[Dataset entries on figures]
--------

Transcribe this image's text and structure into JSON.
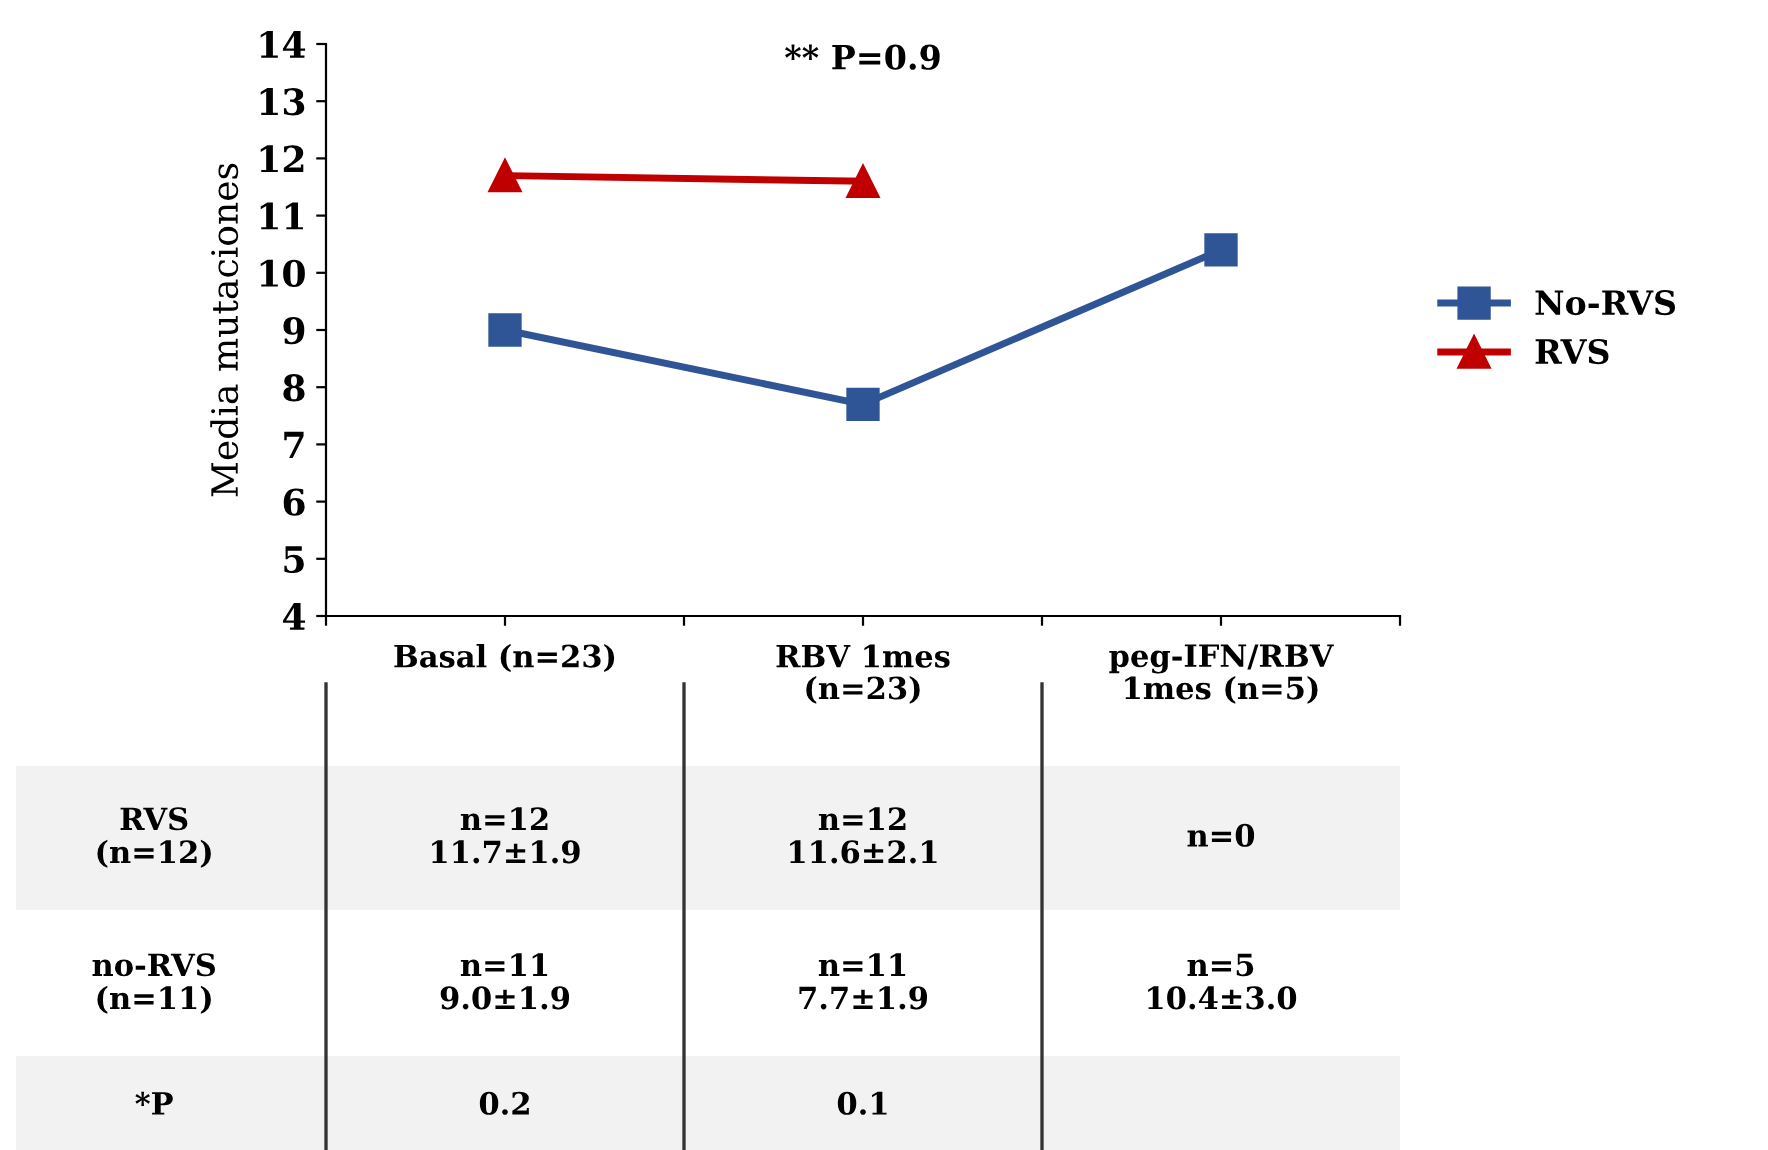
{
  "chart_data": {
    "type": "line",
    "ylabel": "Media mutaciones",
    "categories": [
      "Basal (n=23)",
      "RBV 1mes\n(n=23)",
      "peg-IFN/RBV\n1mes (n=5)"
    ],
    "series": [
      {
        "name": "No-RVS",
        "color": "#2f5597",
        "marker": "square",
        "values": [
          9.0,
          7.7,
          10.4
        ],
        "value_labels": [
          "n=11\n9.0±1.9",
          "n=11\n7.7±1.9",
          "n=5\n10.4±3.0"
        ]
      },
      {
        "name": "RVS",
        "color": "#c00000",
        "marker": "triangle",
        "values": [
          11.7,
          11.6,
          null
        ],
        "value_labels": [
          "n=12\n11.7±1.9",
          "n=12\n11.6±2.1",
          "n=0"
        ]
      }
    ],
    "ylim": [
      4,
      14
    ],
    "yticks": [
      4,
      5,
      6,
      7,
      8,
      9,
      10,
      11,
      12,
      13,
      14
    ],
    "grid": false,
    "legend": "right",
    "line_style": "solid",
    "annotations": [
      "** P=0.9",
      "no-RVS\n(n=11)",
      "RVS\n(n=12)",
      "*P",
      "0.2",
      "0.1"
    ]
  }
}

--------

### [Problem details]
Leave out the pictures and repeat everything else in the records exactly.

### [Task result]
Transcribe this image's text and structure into JSON.
{
  "chart_data": {
    "type": "line",
    "ylabel": "Media mutaciones",
    "categories": [
      "Basal (n=23)",
      "RBV 1mes\n(n=23)",
      "peg-IFN/RBV\n1mes (n=5)"
    ],
    "series": [
      {
        "name": "No-RVS",
        "color": "#2f5597",
        "marker": "square",
        "values": [
          9.0,
          7.7,
          10.4
        ],
        "value_labels": [
          "n=11\n9.0±1.9",
          "n=11\n7.7±1.9",
          "n=5\n10.4±3.0"
        ]
      },
      {
        "name": "RVS",
        "color": "#c00000",
        "marker": "triangle",
        "values": [
          11.7,
          11.6,
          null
        ],
        "value_labels": [
          "n=12\n11.7±1.9",
          "n=12\n11.6±2.1",
          "n=0"
        ]
      }
    ],
    "ylim": [
      4,
      14
    ],
    "yticks": [
      4,
      5,
      6,
      7,
      8,
      9,
      10,
      11,
      12,
      13,
      14
    ],
    "grid": false,
    "legend": "right",
    "line_style": "solid",
    "annotations": [
      "** P=0.9",
      "no-RVS\n(n=11)",
      "RVS\n(n=12)",
      "*P",
      "0.2",
      "0.1"
    ]
  }
}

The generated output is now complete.